== Data listing ==
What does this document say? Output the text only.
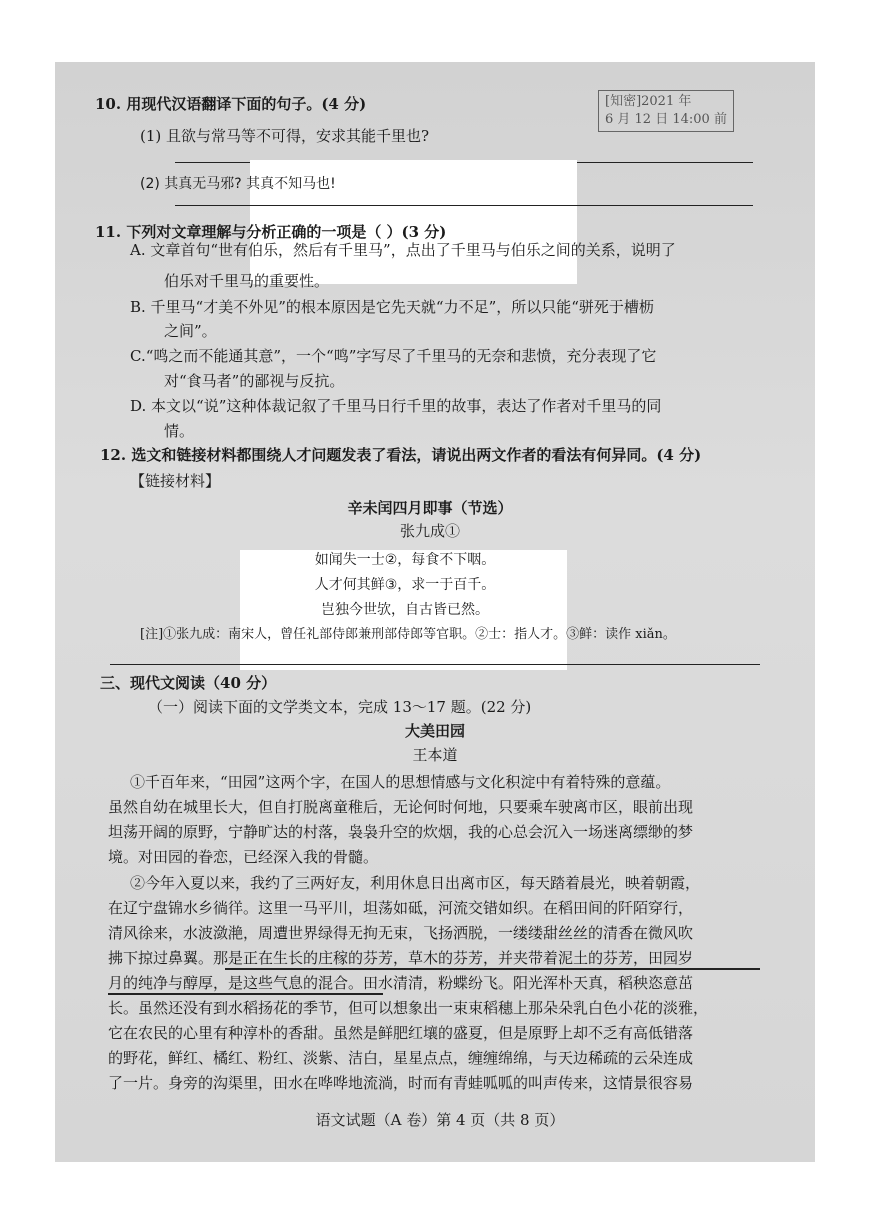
[知密]2021 年
6 月 12 日 14:00 前
10. 用现代汉语翻译下面的句子。(4 分)
(1) 且欲与常马等不可得，安求其能千里也?
(2) 其真无马邪? 其真不知马也!
11. 下列对文章理解与分析正确的一项是（ ）(3 分)
A. 文章首句“世有伯乐，然后有千里马”，点出了千里马与伯乐之间的关系，说明了
伯乐对千里马的重要性。
B. 千里马“才美不外见”的根本原因是它先天就“力不足”，所以只能“骈死于槽枥
之间”。
C.“鸣之而不能通其意”，一个“鸣”字写尽了千里马的无奈和悲愤，充分表现了它
对“食马者”的鄙视与反抗。
D. 本文以“说”这种体裁记叙了千里马日行千里的故事，表达了作者对千里马的同
情。
12. 选文和链接材料都围绕人才问题发表了看法，请说出两文作者的看法有何异同。(4 分)
【链接材料】
辛未闰四月即事（节选）
张九成①
如闻失一士②，每食不下咽。
人才何其鲜③，求一于百千。
岂独今世欤，自古皆已然。
[注]①张九成：南宋人，曾任礼部侍郎兼刑部侍郎等官职。②士：指人才。③鲜：读作 xiǎn。
三、现代文阅读（40 分）
（一）阅读下面的文学类文本，完成 13～17 题。(22 分)
大美田园
王本道
①千百年来，“田园”这两个字，在国人的思想情感与文化积淀中有着特殊的意蕴。
虽然自幼在城里长大，但自打脱离童稚后，无论何时何地，只要乘车驶离市区，眼前出现
坦荡开阔的原野，宁静旷达的村落，袅袅升空的炊烟，我的心总会沉入一场迷离缥缈的梦
境。对田园的眷恋，已经深入我的骨髓。
②今年入夏以来，我约了三两好友，利用休息日出离市区，每天踏着晨光，映着朝霞，
在辽宁盘锦水乡徜徉。这里一马平川，坦荡如砥，河流交错如织。在稻田间的阡陌穿行，
清风徐来，水波潋滟，周遭世界绿得无拘无束，飞扬洒脱，一缕缕甜丝丝的清香在微风吹
拂下掠过鼻翼。那是正在生长的庄稼的芬芳，草木的芬芳，并夹带着泥土的芬芳，田园岁
月的纯净与醇厚，是这些气息的混合。田水清清，粉蝶纷飞。阳光浑朴天真，稻秧恣意茁
长。虽然还没有到水稻扬花的季节，但可以想象出一束束稻穗上那朵朵乳白色小花的淡雅，
它在农民的心里有种淳朴的香甜。虽然是鲜肥红壤的盛夏，但是原野上却不乏有高低错落
的野花，鲜红、橘红、粉红、淡紫、洁白，星星点点，缠缠绵绵，与天边稀疏的云朵连成
了一片。身旁的沟渠里，田水在哗哗地流淌，时而有青蛙呱呱的叫声传来，这情景很容易
语文试题（A 卷）第 4 页（共 8 页）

== Given instruction ==
Make an exact copy of the data, leaving its pictures out.

== Answer to this exercise ==
What does this document say? Output the text only.
[知密]2021 年
6 月 12 日 14:00 前
10. 用现代汉语翻译下面的句子。(4 分)
(1) 且欲与常马等不可得，安求其能千里也?
(2) 其真无马邪? 其真不知马也!
11. 下列对文章理解与分析正确的一项是（ ）(3 分)
A. 文章首句“世有伯乐，然后有千里马”，点出了千里马与伯乐之间的关系，说明了
伯乐对千里马的重要性。
B. 千里马“才美不外见”的根本原因是它先天就“力不足”，所以只能“骈死于槽枥
之间”。
C.“鸣之而不能通其意”，一个“鸣”字写尽了千里马的无奈和悲愤，充分表现了它
对“食马者”的鄙视与反抗。
D. 本文以“说”这种体裁记叙了千里马日行千里的故事，表达了作者对千里马的同
情。
12. 选文和链接材料都围绕人才问题发表了看法，请说出两文作者的看法有何异同。(4 分)
【链接材料】
辛未闰四月即事（节选）
张九成①
如闻失一士②，每食不下咽。
人才何其鲜③，求一于百千。
岂独今世欤，自古皆已然。
[注]①张九成：南宋人，曾任礼部侍郎兼刑部侍郎等官职。②士：指人才。③鲜：读作 xiǎn。
三、现代文阅读（40 分）
（一）阅读下面的文学类文本，完成 13～17 题。(22 分)
大美田园
王本道
①千百年来，“田园”这两个字，在国人的思想情感与文化积淀中有着特殊的意蕴。
虽然自幼在城里长大，但自打脱离童稚后，无论何时何地，只要乘车驶离市区，眼前出现
坦荡开阔的原野，宁静旷达的村落，袅袅升空的炊烟，我的心总会沉入一场迷离缥缈的梦
境。对田园的眷恋，已经深入我的骨髓。
②今年入夏以来，我约了三两好友，利用休息日出离市区，每天踏着晨光，映着朝霞，
在辽宁盘锦水乡徜徉。这里一马平川，坦荡如砥，河流交错如织。在稻田间的阡陌穿行，
清风徐来，水波潋滟，周遭世界绿得无拘无束，飞扬洒脱，一缕缕甜丝丝的清香在微风吹
拂下掠过鼻翼。那是正在生长的庄稼的芬芳，草木的芬芳，并夹带着泥土的芬芳，田园岁
月的纯净与醇厚，是这些气息的混合。田水清清，粉蝶纷飞。阳光浑朴天真，稻秧恣意茁
长。虽然还没有到水稻扬花的季节，但可以想象出一束束稻穗上那朵朵乳白色小花的淡雅，
它在农民的心里有种淳朴的香甜。虽然是鲜肥红壤的盛夏，但是原野上却不乏有高低错落
的野花，鲜红、橘红、粉红、淡紫、洁白，星星点点，缠缠绵绵，与天边稀疏的云朵连成
了一片。身旁的沟渠里，田水在哗哗地流淌，时而有青蛙呱呱的叫声传来，这情景很容易
语文试题（A 卷）第 4 页（共 8 页）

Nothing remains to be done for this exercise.